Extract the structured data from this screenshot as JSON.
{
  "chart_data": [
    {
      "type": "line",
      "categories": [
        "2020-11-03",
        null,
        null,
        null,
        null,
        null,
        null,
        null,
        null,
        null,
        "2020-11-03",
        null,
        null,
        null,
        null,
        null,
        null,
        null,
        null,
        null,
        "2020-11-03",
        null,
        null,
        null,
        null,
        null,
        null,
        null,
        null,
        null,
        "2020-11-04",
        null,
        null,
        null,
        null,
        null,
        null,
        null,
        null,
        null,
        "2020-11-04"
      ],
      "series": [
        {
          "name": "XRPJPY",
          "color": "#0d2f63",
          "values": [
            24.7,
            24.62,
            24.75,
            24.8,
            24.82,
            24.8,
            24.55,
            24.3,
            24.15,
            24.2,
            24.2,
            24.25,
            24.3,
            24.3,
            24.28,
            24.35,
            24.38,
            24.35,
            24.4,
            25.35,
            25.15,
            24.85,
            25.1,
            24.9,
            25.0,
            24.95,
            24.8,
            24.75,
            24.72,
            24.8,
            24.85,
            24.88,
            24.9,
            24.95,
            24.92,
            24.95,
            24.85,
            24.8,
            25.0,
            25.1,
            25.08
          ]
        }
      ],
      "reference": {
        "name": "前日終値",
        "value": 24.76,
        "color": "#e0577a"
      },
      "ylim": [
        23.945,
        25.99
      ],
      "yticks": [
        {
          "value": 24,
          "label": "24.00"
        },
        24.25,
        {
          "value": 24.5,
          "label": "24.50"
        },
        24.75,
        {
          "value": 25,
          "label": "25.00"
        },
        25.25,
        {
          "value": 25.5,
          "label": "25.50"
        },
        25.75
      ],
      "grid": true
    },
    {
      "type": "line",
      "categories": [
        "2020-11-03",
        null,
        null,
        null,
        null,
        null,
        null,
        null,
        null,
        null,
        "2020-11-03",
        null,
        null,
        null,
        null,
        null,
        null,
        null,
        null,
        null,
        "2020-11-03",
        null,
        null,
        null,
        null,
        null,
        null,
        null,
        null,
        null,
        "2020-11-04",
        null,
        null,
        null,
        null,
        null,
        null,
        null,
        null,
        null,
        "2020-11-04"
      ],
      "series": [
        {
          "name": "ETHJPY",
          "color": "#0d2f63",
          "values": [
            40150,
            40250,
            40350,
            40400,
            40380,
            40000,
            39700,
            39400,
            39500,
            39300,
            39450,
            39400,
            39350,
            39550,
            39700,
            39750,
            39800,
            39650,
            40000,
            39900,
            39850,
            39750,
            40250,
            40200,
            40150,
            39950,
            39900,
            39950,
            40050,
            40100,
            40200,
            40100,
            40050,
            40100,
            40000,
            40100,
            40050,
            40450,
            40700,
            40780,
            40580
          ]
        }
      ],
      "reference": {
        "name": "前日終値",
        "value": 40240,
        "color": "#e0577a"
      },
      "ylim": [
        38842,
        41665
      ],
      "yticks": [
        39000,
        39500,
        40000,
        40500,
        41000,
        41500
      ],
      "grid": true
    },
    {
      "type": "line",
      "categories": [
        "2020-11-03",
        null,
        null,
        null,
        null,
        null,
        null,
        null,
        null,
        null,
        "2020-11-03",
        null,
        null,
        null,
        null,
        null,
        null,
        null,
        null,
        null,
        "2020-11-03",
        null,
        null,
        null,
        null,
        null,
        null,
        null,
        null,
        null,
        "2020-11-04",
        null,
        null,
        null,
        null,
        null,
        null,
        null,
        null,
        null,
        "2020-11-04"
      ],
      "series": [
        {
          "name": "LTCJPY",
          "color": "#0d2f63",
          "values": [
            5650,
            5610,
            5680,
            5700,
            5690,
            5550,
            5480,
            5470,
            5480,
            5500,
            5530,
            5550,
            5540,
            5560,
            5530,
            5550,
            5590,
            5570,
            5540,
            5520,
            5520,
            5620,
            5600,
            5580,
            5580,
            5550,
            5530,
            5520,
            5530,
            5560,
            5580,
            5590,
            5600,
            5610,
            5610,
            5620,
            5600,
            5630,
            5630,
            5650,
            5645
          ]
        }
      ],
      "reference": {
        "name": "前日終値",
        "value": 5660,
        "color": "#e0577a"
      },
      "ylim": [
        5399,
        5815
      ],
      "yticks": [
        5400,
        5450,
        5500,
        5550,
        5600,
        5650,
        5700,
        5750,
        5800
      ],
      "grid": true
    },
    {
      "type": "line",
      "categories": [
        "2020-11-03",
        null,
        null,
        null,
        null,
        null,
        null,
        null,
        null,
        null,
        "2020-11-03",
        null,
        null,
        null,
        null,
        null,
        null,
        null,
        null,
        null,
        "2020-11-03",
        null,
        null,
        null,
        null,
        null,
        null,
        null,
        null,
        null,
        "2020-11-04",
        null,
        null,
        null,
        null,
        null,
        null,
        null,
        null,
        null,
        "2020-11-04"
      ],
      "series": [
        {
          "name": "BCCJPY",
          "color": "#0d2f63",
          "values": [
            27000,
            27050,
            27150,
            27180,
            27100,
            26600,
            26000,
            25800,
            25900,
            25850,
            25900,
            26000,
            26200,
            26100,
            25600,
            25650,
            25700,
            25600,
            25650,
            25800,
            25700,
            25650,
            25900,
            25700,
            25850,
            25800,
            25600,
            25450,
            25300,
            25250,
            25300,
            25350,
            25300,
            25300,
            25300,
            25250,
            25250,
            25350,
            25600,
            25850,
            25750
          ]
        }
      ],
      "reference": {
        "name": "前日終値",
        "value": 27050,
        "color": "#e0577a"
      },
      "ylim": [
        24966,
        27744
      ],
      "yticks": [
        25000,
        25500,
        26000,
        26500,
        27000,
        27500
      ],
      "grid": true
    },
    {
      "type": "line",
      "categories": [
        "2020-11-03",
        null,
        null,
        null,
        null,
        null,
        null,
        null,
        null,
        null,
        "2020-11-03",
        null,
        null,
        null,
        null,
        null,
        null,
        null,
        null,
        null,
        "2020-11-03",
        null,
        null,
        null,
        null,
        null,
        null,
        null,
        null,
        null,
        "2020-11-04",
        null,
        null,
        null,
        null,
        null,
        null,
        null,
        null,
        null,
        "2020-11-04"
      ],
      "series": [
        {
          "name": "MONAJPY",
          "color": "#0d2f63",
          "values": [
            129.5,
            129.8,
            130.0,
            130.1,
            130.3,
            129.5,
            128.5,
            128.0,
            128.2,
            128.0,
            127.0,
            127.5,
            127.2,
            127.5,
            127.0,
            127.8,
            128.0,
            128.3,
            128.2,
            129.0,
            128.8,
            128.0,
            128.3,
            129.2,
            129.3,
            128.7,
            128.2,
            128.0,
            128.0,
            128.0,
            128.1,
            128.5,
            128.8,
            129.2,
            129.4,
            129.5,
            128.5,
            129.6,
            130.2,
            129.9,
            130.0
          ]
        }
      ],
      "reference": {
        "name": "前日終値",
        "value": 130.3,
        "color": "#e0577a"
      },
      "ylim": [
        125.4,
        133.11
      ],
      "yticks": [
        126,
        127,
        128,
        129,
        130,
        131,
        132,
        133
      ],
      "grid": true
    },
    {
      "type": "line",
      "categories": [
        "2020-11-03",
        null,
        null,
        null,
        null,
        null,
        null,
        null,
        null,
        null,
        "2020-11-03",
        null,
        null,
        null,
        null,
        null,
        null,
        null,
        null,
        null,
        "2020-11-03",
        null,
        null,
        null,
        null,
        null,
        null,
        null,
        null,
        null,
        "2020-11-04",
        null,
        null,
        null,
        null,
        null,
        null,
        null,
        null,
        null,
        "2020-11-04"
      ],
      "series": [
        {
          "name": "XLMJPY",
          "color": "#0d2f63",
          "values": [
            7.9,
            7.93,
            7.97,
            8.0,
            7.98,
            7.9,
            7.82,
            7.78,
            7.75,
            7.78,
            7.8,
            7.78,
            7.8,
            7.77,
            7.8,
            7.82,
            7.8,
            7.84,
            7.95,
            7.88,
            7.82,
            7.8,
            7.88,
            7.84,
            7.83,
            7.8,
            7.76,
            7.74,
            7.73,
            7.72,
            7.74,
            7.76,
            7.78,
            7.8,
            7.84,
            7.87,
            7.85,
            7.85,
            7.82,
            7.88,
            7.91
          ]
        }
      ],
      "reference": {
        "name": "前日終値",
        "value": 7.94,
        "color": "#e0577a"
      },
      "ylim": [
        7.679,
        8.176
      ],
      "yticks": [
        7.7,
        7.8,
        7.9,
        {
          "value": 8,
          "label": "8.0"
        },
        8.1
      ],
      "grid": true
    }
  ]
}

--*--

> Set exercise
From the entries above, copy out every line where the string "label" appears.

> Task answer
          "label": "24.00"
          "label": "24.50"
          "label": "25.00"
          "label": "25.50"
          "label": "8.0"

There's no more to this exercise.